Gather every line below where "declare" appears.

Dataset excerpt
┄┄┄┄┄┄┄┄┄┄┄┄┄┄┄┄┄┄┄┄
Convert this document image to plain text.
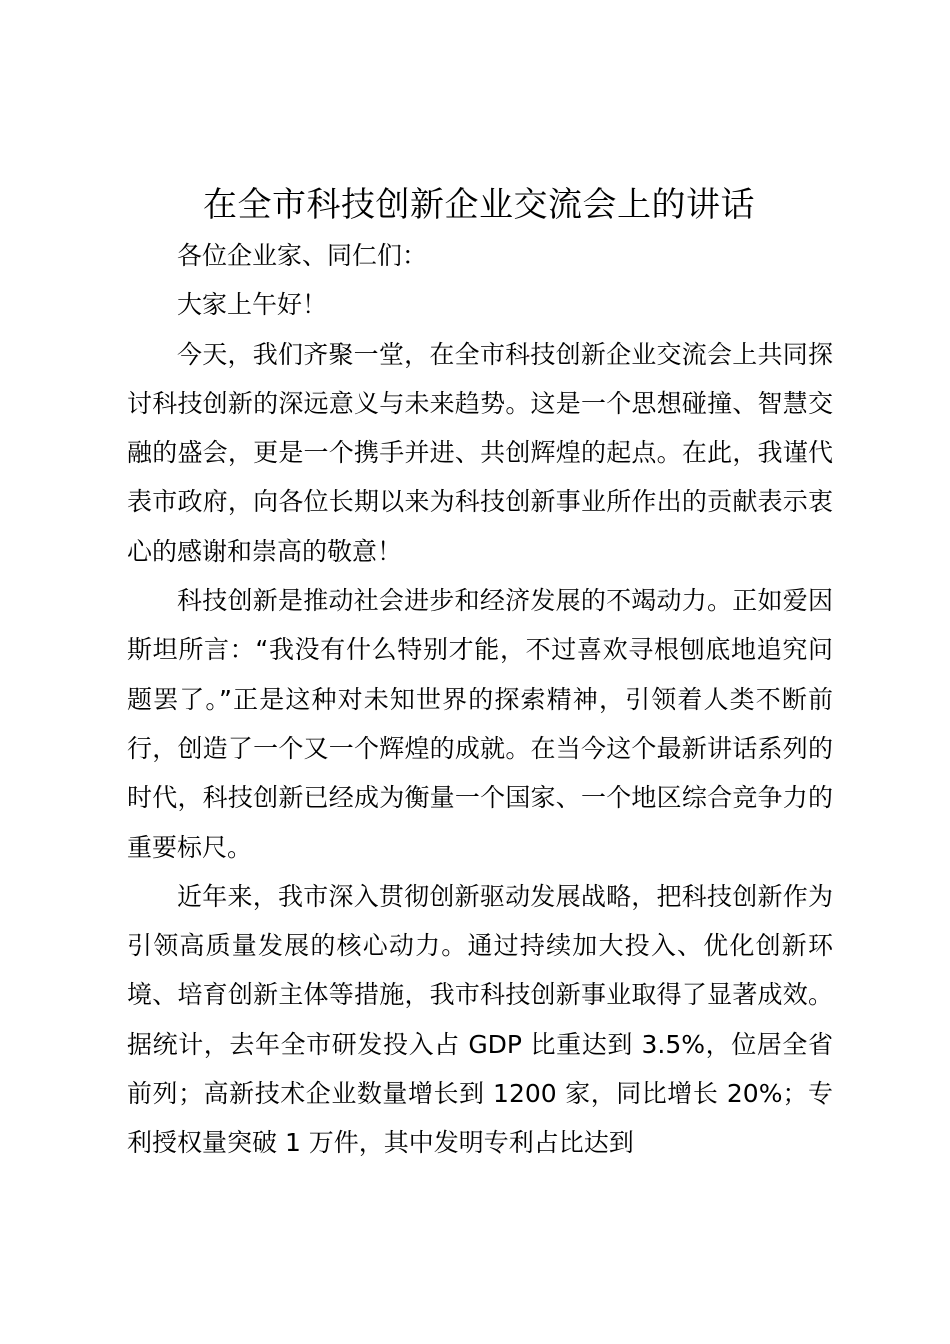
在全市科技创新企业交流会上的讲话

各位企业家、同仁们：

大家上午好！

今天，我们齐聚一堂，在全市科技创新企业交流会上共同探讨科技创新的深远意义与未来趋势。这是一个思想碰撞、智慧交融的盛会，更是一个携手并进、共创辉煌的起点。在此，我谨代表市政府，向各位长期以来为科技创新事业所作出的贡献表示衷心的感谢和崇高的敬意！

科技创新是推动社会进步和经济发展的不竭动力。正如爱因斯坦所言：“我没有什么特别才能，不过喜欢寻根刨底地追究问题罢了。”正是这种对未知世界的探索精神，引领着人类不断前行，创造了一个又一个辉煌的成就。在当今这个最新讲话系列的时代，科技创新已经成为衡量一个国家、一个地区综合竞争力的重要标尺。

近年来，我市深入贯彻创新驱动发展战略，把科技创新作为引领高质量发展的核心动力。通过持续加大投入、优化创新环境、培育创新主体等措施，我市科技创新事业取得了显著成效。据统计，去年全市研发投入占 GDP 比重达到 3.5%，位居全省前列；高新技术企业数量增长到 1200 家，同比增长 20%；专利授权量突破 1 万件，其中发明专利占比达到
┄┄┄┄┄┄┄┄┄┄┄┄┄┄┄┄┄┄┄┄
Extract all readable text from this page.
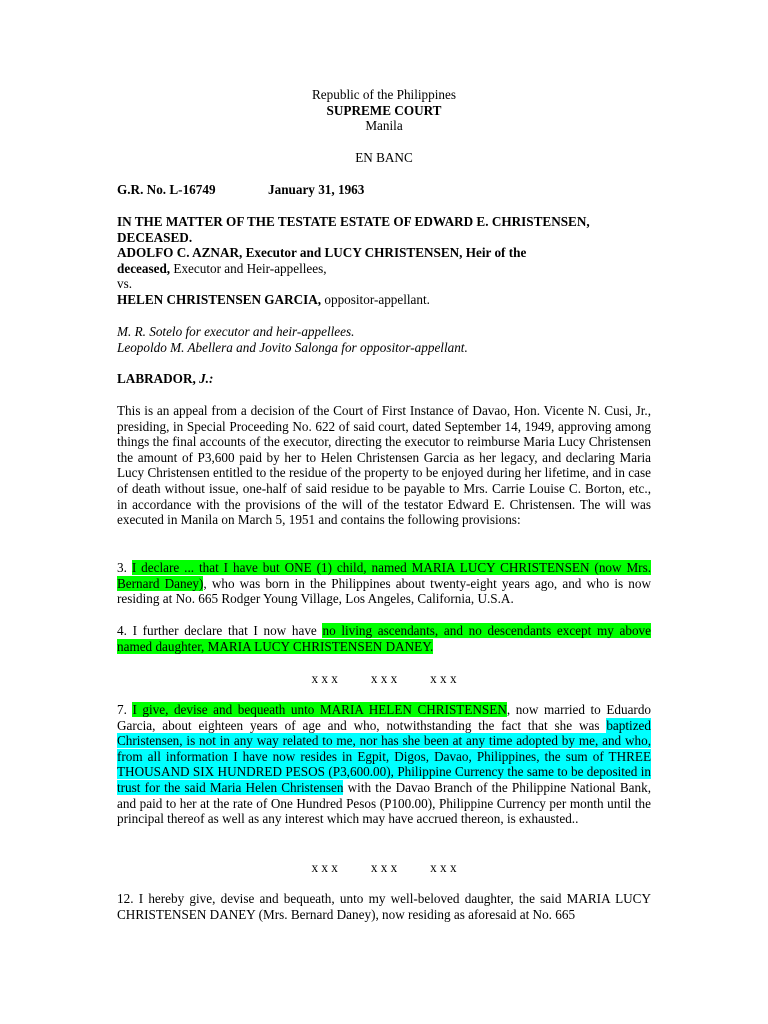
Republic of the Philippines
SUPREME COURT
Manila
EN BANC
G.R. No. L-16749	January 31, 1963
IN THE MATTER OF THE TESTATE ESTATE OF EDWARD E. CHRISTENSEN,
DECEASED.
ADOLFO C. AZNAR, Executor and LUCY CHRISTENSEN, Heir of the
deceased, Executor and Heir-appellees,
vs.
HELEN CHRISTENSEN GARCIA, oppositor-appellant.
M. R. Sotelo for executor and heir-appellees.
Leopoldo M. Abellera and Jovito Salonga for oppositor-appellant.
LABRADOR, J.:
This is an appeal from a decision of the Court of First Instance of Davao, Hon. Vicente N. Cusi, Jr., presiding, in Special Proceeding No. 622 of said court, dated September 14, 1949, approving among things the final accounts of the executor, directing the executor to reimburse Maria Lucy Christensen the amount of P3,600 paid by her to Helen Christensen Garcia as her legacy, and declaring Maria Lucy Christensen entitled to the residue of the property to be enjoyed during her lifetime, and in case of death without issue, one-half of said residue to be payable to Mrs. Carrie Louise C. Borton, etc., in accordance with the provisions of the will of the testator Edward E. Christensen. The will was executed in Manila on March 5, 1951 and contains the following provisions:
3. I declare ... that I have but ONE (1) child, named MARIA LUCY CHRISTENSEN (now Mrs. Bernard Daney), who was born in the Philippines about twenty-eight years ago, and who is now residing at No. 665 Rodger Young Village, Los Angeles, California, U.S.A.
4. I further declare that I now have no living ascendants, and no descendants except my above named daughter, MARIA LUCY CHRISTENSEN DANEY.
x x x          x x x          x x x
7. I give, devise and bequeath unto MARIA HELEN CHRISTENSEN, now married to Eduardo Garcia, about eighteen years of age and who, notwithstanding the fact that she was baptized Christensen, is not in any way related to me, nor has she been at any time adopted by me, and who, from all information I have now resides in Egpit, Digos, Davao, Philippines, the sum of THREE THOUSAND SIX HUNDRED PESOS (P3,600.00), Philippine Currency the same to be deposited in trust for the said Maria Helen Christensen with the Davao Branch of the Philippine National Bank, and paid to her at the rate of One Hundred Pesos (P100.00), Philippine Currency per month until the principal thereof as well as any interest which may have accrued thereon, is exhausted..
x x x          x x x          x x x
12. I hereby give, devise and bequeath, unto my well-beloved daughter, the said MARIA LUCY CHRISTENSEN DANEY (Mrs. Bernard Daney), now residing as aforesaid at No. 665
┄┄┄┄┄┄┄┄┄┄┄┄┄┄┄┄┄┄┄┄
▶ [Answer to this problem]:
3. I declare ... that I have but ONE (1) child, named MARIA LUCY CHRISTENSEN (now Mrs. Bernard Daney), who was born in the Philippines about twenty-eight years ago, and who is now residing at No. 665 Rodger Young Village, Los Angeles, California, U.S.A.
4. I further declare that I now have no living ascendants, and no descendants except my above named daughter, MARIA LUCY CHRISTENSEN DANEY.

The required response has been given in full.